* begin Passage shown *
Did ‘War of the Worlds’ Truly Frighten the Country?

By Maggie Barrett and Mike Unger

Detail from the cover of Getting It Wrong.

W. Joseph Campbell's 2010 book, "Getting It Wrong"

Halloween 1938 might have been the scariest ever.

When CBS broadcast Orson Welles’ infamous War of the Worlds 72 years ago, it sounded so real that tens of thousands of Americans convulsed in fear—or so newspapers reported the following day.

But the widespread panic is nothing more than a myth, according to School of Communication professor Joseph Campbell. It’s one of 10 myths by or about the news media he dispels in his book, Getting It Wrong.

“Surveys showed that listeners, in overwhelming numbers, recognized the program for what it was—an imaginative and entertaining show,” Campbell said. “In addition, while newspaper reports indicated mass panic and hysteria, none of those same reports indicated deaths or serious injuries were associated with the program. Had the program caused mass panic and hysteria, many deaths and serious injuries surely would have ensued.”

Here are a few other major stories you think you knew, and why you’re wrong.
* end Passage shown *
* begin Given records *
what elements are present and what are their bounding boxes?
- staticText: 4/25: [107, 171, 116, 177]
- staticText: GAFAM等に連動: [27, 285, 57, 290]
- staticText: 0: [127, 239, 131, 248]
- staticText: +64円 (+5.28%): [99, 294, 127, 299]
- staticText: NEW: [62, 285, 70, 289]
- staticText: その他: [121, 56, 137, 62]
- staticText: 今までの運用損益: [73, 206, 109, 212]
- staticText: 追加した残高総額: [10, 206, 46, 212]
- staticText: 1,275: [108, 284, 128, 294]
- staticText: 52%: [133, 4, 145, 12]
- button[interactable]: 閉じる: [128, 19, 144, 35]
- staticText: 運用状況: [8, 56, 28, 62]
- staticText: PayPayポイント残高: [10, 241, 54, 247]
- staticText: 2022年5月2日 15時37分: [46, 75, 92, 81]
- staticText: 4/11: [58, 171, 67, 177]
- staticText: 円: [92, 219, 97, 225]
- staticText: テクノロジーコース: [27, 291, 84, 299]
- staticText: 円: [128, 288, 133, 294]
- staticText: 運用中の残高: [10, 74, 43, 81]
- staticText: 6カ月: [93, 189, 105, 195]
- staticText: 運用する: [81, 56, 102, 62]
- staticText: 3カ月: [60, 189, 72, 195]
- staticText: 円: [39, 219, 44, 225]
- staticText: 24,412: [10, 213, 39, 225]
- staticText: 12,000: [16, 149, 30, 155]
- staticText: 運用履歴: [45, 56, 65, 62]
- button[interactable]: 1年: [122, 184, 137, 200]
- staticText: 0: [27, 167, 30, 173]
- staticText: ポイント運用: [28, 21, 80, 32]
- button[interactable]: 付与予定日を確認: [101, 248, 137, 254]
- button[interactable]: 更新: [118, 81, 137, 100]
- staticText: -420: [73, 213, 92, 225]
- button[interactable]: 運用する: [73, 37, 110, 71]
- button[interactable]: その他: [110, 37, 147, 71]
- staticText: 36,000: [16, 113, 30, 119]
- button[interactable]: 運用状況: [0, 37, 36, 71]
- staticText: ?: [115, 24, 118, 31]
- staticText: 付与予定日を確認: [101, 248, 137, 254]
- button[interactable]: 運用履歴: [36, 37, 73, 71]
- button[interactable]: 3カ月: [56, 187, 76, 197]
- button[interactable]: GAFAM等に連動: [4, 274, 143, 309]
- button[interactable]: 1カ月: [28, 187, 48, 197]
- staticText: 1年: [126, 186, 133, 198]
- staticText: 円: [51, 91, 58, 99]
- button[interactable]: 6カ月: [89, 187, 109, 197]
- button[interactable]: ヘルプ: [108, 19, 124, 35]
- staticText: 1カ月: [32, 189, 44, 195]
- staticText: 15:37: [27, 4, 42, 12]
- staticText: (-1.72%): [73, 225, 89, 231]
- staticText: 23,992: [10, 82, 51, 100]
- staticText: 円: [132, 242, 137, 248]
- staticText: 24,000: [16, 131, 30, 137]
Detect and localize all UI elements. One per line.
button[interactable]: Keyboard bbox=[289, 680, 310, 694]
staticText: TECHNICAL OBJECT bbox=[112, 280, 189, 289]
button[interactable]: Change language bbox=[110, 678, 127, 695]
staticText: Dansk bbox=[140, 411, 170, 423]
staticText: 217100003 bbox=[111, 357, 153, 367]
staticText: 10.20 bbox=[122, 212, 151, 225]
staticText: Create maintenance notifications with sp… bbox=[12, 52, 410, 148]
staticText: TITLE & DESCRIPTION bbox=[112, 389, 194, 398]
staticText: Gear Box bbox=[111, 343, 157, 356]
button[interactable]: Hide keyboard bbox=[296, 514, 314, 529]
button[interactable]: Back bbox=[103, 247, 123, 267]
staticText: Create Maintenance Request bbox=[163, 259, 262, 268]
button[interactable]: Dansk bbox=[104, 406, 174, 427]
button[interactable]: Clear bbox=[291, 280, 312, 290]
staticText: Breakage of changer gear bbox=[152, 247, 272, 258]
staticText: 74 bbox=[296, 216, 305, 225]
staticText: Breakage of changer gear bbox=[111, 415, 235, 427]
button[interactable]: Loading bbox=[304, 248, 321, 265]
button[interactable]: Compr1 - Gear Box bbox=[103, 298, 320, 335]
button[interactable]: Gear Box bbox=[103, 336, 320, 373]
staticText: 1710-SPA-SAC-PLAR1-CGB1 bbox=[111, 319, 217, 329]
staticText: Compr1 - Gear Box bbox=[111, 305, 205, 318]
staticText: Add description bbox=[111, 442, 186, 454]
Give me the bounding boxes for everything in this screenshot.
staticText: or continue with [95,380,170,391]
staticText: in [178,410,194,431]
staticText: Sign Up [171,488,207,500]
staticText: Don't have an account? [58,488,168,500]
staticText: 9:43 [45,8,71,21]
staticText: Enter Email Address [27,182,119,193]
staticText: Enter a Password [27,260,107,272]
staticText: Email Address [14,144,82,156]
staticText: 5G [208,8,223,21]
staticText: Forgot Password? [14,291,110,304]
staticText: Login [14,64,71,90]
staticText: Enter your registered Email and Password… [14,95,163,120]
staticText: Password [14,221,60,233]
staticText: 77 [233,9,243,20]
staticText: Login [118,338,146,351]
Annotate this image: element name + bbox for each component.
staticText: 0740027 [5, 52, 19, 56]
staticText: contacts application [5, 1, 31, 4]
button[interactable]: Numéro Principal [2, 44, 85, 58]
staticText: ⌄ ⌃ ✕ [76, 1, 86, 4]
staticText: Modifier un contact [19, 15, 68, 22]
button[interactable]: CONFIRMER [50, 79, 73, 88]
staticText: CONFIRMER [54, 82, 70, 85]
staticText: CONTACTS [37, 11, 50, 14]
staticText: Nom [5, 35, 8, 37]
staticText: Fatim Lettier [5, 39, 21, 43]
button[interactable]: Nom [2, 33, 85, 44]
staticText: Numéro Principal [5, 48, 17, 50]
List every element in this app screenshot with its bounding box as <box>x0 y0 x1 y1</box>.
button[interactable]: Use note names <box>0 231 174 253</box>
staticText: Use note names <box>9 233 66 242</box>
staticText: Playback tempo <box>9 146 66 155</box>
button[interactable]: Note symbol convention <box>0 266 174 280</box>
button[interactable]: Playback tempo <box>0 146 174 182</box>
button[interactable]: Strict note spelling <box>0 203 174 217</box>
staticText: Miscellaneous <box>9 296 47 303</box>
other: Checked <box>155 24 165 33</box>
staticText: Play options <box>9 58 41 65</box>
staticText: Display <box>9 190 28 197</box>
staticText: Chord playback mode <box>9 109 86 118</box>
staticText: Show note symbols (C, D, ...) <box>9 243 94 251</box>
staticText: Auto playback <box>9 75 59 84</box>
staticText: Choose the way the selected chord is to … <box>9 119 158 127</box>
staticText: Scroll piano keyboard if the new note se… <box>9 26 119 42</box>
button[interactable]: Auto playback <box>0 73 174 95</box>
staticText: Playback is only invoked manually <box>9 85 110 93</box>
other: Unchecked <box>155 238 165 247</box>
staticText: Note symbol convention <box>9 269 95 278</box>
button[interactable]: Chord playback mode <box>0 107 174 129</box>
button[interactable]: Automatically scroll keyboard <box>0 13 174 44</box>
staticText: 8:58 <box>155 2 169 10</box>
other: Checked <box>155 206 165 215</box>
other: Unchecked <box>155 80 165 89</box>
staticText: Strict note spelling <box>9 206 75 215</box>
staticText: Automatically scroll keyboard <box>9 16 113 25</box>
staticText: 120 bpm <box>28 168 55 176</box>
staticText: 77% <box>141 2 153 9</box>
* end Given records *
* [Challenge A]
From the article on the War of the Worlds broadcast, retype the part that opens with the words containing "Halloween 1938 might" and closes with "book, Getting It Wrong.".
* [Challenge B]
Translate this sentence from the War of the Worlds article into Spanish: "It’s one of 10 myths by or about the news media he dispels in his book, Getting It Wrong."
* [Challenge C]
In the War of the Worlds article, why does Campbell treat the absence of reported deaths or serious injuries as evidence against the story of mass panic?

* [Complete answer A]
Halloween 1938 might have been the scariest ever.

When CBS broadcast Orson Welles’ infamous War of the Worlds 72 years ago, it sounded so real that tens of thousands of Americans convulsed in fear—or so newspapers reported the following day.

But the widespread panic is nothing more than a myth, according to School of Communication professor Joseph Campbell. It’s one of 10 myths by or about the news media he dispels in his book, Getting It Wrong.

* [Complete answer B]
Es uno de los 10 mitos creados por los medios de comunicación o sobre ellos que él desmiente en su libro, Getting It Wrong.

* [Complete answer C]
Campbell argues that if the program had truly caused mass panic and hysteria, many deaths and serious injuries would surely have followed. Yet the same newspaper reports that described panic mentioned no deaths or serious injuries connected to the broadcast.